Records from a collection
######
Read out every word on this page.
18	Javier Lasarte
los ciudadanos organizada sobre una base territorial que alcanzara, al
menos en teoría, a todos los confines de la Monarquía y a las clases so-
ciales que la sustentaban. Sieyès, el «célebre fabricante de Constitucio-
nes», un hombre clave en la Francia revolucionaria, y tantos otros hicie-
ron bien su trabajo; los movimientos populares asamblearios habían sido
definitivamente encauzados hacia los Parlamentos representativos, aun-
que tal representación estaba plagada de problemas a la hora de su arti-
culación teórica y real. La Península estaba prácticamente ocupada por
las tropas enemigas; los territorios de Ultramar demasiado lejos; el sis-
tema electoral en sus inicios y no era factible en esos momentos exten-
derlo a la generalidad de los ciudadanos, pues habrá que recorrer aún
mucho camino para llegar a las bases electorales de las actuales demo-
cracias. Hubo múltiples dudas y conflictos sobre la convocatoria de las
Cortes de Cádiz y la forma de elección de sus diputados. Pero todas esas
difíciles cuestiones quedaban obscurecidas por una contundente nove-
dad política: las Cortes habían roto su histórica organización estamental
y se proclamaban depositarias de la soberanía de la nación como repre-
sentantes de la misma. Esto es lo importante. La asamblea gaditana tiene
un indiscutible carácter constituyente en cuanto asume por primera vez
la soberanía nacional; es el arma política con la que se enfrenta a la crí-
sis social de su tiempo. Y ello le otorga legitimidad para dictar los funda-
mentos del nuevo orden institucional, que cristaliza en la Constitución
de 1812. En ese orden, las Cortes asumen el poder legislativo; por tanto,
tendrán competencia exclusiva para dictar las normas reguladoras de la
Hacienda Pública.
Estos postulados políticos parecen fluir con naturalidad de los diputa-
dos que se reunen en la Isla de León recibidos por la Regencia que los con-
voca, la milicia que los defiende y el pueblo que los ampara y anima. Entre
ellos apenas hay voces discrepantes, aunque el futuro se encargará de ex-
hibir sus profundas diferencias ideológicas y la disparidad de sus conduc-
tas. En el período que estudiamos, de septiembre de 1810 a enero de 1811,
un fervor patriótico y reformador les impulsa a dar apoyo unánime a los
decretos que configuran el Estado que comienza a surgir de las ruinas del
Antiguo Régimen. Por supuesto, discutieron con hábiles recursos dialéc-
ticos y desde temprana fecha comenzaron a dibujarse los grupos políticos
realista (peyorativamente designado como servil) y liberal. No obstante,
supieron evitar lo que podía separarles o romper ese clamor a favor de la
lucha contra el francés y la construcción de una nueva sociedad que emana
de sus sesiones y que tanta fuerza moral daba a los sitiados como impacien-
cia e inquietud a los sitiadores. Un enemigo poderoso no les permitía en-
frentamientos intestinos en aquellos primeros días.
######
— Requirements —
Return every line of the preceding records in which the word "sobre" appears.

— Complete response —
los ciudadanos organizada sobre una base territorial que alcanzara, al
cracias. Hubo múltiples dudas y conflictos sobre la convocatoria de las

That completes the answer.